Please write the listing below out again exactly, leaving every picture behind.

Input records –
----
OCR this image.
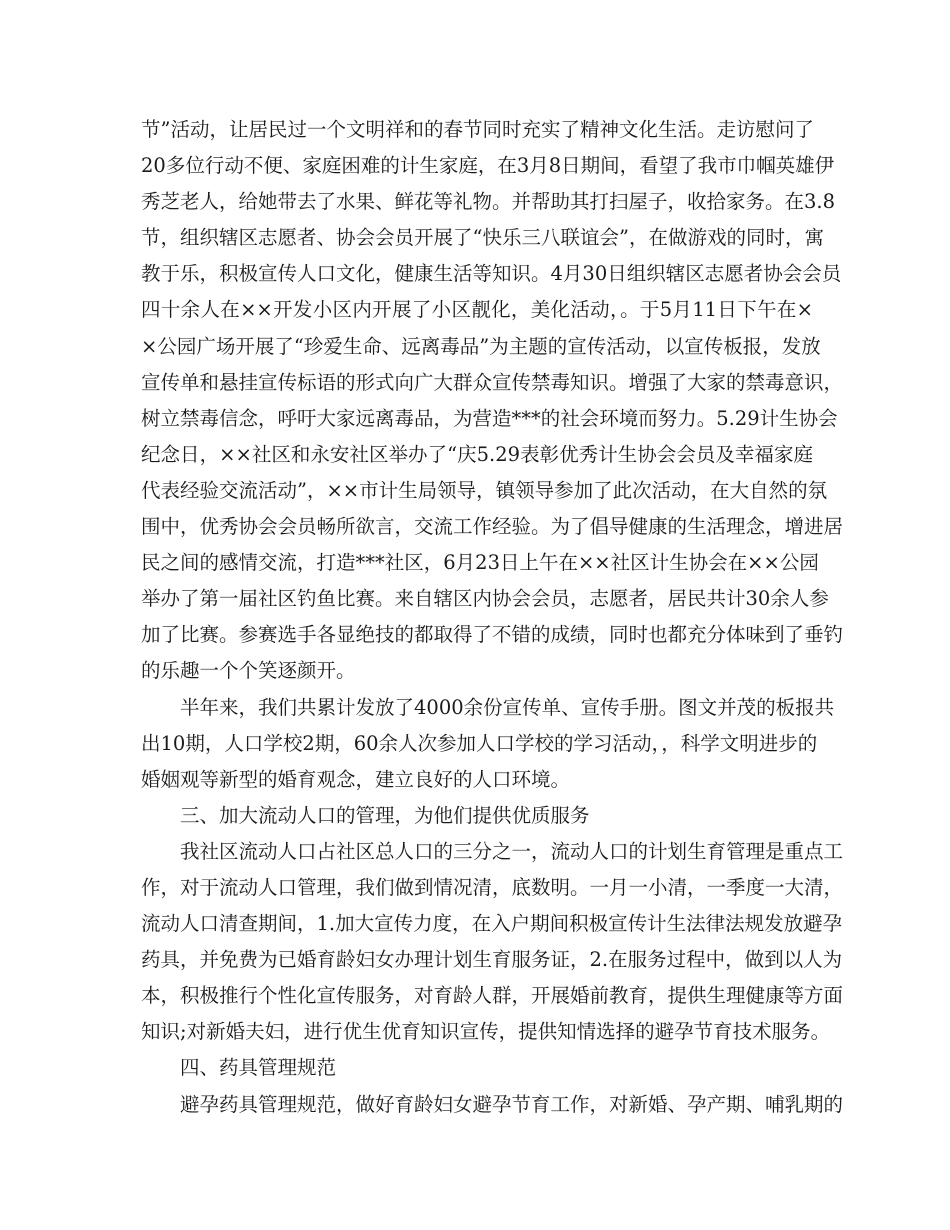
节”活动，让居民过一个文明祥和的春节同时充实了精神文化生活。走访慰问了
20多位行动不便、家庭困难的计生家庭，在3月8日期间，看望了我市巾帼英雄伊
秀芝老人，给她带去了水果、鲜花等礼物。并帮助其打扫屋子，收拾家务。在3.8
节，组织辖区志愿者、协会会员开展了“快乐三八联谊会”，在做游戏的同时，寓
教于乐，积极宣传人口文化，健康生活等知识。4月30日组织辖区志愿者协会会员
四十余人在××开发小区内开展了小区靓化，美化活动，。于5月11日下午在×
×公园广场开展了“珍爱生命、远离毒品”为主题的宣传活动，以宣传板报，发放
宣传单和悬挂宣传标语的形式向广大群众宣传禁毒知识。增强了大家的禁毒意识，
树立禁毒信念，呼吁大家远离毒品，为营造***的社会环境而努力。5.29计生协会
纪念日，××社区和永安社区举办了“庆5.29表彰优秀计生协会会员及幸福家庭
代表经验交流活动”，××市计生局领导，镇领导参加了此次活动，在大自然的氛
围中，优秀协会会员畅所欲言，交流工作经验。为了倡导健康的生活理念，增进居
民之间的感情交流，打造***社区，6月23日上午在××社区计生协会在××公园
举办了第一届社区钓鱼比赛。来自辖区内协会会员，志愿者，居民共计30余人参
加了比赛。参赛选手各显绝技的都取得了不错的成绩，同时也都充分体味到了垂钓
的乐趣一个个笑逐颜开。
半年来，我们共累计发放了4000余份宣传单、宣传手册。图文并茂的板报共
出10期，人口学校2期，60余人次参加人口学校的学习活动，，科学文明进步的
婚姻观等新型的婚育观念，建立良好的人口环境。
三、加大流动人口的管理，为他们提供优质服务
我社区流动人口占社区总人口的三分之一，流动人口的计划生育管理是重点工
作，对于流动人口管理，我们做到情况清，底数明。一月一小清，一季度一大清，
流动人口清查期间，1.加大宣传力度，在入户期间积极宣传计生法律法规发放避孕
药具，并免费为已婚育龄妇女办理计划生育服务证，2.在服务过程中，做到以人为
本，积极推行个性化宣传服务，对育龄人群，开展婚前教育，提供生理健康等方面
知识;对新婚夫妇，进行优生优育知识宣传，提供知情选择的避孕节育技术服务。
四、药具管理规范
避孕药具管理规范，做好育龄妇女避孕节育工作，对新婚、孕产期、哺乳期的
----
Solution below –
OCR this image.
节”活动，让居民过一个文明祥和的春节同时充实了精神文化生活。走访慰问了
20多位行动不便、家庭困难的计生家庭，在3月8日期间，看望了我市巾帼英雄伊
秀芝老人，给她带去了水果、鲜花等礼物。并帮助其打扫屋子，收拾家务。在3.8
节，组织辖区志愿者、协会会员开展了“快乐三八联谊会”，在做游戏的同时，寓
教于乐，积极宣传人口文化，健康生活等知识。4月30日组织辖区志愿者协会会员
四十余人在××开发小区内开展了小区靓化，美化活动，。于5月11日下午在×
×公园广场开展了“珍爱生命、远离毒品”为主题的宣传活动，以宣传板报，发放
宣传单和悬挂宣传标语的形式向广大群众宣传禁毒知识。增强了大家的禁毒意识，
树立禁毒信念，呼吁大家远离毒品，为营造***的社会环境而努力。5.29计生协会
纪念日，××社区和永安社区举办了“庆5.29表彰优秀计生协会会员及幸福家庭
代表经验交流活动”，××市计生局领导，镇领导参加了此次活动，在大自然的氛
围中，优秀协会会员畅所欲言，交流工作经验。为了倡导健康的生活理念，增进居
民之间的感情交流，打造***社区，6月23日上午在××社区计生协会在××公园
举办了第一届社区钓鱼比赛。来自辖区内协会会员，志愿者，居民共计30余人参
加了比赛。参赛选手各显绝技的都取得了不错的成绩，同时也都充分体味到了垂钓
的乐趣一个个笑逐颜开。
半年来，我们共累计发放了4000余份宣传单、宣传手册。图文并茂的板报共
出10期，人口学校2期，60余人次参加人口学校的学习活动，，科学文明进步的
婚姻观等新型的婚育观念，建立良好的人口环境。
三、加大流动人口的管理，为他们提供优质服务
我社区流动人口占社区总人口的三分之一，流动人口的计划生育管理是重点工
作，对于流动人口管理，我们做到情况清，底数明。一月一小清，一季度一大清，
流动人口清查期间，1.加大宣传力度，在入户期间积极宣传计生法律法规发放避孕
药具，并免费为已婚育龄妇女办理计划生育服务证，2.在服务过程中，做到以人为
本，积极推行个性化宣传服务，对育龄人群，开展婚前教育，提供生理健康等方面
知识;对新婚夫妇，进行优生优育知识宣传，提供知情选择的避孕节育技术服务。
四、药具管理规范
避孕药具管理规范，做好育龄妇女避孕节育工作，对新婚、孕产期、哺乳期的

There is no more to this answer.